Request => Find the lines with "image" in them and copy them out.

Data to process =>
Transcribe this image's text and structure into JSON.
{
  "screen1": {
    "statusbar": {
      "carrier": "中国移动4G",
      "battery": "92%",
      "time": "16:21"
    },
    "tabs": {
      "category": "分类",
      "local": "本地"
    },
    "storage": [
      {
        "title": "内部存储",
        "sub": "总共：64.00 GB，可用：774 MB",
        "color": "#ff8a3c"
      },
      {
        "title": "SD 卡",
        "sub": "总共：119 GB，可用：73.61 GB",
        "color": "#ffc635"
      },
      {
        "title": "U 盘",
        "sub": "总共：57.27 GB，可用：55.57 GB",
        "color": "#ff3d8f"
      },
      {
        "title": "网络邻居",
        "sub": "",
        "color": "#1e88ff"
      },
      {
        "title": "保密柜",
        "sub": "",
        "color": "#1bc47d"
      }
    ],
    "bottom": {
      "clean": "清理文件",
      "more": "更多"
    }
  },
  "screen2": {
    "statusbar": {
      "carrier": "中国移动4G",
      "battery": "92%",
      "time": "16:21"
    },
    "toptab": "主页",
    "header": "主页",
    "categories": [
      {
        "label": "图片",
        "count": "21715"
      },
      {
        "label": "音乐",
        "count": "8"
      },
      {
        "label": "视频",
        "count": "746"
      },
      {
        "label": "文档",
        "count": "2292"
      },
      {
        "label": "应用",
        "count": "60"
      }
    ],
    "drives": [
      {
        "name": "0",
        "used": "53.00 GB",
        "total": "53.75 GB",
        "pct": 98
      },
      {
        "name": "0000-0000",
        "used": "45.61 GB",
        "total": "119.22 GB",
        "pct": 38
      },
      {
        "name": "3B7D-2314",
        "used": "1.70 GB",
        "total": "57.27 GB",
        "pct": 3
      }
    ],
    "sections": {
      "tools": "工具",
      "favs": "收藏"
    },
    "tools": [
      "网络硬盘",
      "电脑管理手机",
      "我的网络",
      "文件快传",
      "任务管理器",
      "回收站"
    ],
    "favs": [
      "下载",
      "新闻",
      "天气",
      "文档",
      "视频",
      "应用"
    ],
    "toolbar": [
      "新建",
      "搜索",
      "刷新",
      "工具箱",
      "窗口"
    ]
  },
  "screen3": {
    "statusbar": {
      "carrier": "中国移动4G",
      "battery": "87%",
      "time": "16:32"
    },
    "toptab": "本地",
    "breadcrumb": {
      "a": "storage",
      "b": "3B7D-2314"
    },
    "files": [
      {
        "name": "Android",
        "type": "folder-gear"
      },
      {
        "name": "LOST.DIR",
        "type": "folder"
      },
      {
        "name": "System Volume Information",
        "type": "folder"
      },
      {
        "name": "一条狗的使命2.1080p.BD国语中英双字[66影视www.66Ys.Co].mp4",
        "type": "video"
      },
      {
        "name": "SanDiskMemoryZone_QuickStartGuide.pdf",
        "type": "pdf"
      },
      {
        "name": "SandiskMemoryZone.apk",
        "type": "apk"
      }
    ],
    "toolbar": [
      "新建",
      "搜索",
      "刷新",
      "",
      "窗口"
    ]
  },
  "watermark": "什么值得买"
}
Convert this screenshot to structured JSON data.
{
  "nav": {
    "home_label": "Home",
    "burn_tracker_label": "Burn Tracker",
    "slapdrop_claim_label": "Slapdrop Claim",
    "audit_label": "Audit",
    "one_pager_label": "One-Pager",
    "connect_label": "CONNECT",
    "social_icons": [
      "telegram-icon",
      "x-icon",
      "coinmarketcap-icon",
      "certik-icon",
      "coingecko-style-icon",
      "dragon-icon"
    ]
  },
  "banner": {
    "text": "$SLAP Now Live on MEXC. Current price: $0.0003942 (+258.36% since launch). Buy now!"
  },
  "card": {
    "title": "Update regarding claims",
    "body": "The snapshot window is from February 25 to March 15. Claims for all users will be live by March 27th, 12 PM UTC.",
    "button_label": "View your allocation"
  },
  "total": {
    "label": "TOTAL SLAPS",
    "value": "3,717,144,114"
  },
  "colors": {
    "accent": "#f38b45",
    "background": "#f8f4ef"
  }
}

==

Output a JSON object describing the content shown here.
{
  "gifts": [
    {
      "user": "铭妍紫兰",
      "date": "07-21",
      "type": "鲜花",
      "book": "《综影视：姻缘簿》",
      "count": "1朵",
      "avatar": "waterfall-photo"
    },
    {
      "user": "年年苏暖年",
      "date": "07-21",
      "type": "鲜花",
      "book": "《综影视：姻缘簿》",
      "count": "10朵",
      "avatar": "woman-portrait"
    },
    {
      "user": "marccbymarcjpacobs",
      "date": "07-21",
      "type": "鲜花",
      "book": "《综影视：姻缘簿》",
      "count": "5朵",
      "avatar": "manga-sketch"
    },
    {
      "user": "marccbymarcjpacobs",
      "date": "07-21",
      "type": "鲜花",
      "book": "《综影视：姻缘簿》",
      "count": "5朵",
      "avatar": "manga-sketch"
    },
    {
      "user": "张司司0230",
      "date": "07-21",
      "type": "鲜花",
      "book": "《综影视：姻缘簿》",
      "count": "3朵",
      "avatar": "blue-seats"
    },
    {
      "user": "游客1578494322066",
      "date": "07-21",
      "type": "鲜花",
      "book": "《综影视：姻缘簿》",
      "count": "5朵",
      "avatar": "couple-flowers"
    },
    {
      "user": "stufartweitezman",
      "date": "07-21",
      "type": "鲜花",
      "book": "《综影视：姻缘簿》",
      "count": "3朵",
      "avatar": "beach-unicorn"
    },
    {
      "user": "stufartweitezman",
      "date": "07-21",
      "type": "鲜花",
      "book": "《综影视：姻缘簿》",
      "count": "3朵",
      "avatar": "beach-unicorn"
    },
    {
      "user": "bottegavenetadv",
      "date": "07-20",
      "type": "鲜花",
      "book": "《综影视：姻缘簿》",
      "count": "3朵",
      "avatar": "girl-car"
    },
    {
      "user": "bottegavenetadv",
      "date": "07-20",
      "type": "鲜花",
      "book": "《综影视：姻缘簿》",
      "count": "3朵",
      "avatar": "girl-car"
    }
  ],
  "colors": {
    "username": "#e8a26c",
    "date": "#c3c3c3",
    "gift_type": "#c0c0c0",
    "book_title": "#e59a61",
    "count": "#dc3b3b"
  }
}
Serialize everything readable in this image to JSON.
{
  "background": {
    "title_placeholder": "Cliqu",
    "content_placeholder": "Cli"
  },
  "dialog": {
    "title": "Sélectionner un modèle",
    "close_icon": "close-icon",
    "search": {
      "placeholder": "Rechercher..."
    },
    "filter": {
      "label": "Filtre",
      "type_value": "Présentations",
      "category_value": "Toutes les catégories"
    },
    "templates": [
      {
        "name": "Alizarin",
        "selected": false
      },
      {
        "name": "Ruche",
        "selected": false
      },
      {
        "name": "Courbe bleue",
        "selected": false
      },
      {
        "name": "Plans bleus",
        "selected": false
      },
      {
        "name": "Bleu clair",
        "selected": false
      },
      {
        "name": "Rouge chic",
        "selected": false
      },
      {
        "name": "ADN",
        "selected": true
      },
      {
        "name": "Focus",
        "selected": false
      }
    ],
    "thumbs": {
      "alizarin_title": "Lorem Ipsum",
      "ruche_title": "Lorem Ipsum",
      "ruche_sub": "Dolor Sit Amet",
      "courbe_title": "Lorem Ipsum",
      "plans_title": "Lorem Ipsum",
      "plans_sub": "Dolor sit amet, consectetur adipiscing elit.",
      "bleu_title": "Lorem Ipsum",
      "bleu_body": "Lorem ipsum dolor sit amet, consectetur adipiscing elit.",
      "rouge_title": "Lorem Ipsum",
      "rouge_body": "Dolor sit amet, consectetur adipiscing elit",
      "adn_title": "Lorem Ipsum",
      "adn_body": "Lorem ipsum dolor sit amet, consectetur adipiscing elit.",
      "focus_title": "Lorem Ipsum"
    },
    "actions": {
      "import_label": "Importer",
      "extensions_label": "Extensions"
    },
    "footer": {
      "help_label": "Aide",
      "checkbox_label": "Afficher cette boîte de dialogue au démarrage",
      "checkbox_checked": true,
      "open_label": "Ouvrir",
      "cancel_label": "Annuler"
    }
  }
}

Task answer =>
Transcribe this image's text and structure into JSON.
Serialize everything readable in this image to JSON.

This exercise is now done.